◆ **TASK DIRECTIONS**:
Each entry that follows is to be retyped exactly. Pictures do not belong in the copy.

[Figure content listings]
►

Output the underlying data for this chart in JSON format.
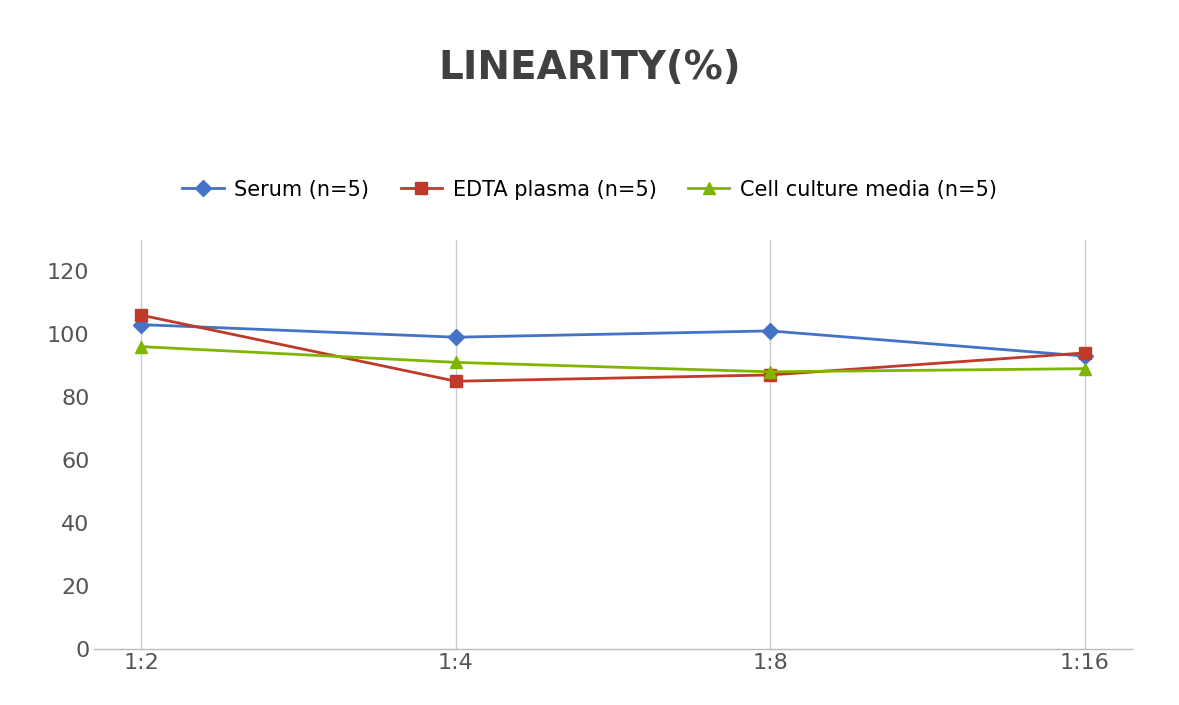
{
  "title": "LINEARITY(%)",
  "x_labels": [
    "1:2",
    "1:4",
    "1:8",
    "1:16"
  ],
  "series": [
    {
      "label": "Serum (n=5)",
      "values": [
        103,
        99,
        101,
        93
      ],
      "color": "#4472C4",
      "marker": "D",
      "markersize": 8
    },
    {
      "label": "EDTA plasma (n=5)",
      "values": [
        106,
        85,
        87,
        94
      ],
      "color": "#C0392B",
      "marker": "s",
      "markersize": 8
    },
    {
      "label": "Cell culture media (n=5)",
      "values": [
        96,
        91,
        88,
        89
      ],
      "color": "#7FB500",
      "marker": "^",
      "markersize": 8
    }
  ],
  "ylim": [
    0,
    130
  ],
  "yticks": [
    0,
    20,
    40,
    60,
    80,
    100,
    120
  ],
  "title_fontsize": 28,
  "legend_fontsize": 15,
  "tick_fontsize": 16,
  "background_color": "#FFFFFF",
  "grid_color": "#CCCCCC",
  "linewidth": 2.0,
  "title_color": "#404040"
}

◄

◆ **EXERCISE RESULT**:
Output the underlying data for this chart in JSON format.
{
  "title": "LINEARITY(%)",
  "x_labels": [
    "1:2",
    "1:4",
    "1:8",
    "1:16"
  ],
  "series": [
    {
      "label": "Serum (n=5)",
      "values": [
        103,
        99,
        101,
        93
      ],
      "color": "#4472C4",
      "marker": "D",
      "markersize": 8
    },
    {
      "label": "EDTA plasma (n=5)",
      "values": [
        106,
        85,
        87,
        94
      ],
      "color": "#C0392B",
      "marker": "s",
      "markersize": 8
    },
    {
      "label": "Cell culture media (n=5)",
      "values": [
        96,
        91,
        88,
        89
      ],
      "color": "#7FB500",
      "marker": "^",
      "markersize": 8
    }
  ],
  "ylim": [
    0,
    130
  ],
  "yticks": [
    0,
    20,
    40,
    60,
    80,
    100,
    120
  ],
  "title_fontsize": 28,
  "legend_fontsize": 15,
  "tick_fontsize": 16,
  "background_color": "#FFFFFF",
  "grid_color": "#CCCCCC",
  "linewidth": 2.0,
  "title_color": "#404040"
}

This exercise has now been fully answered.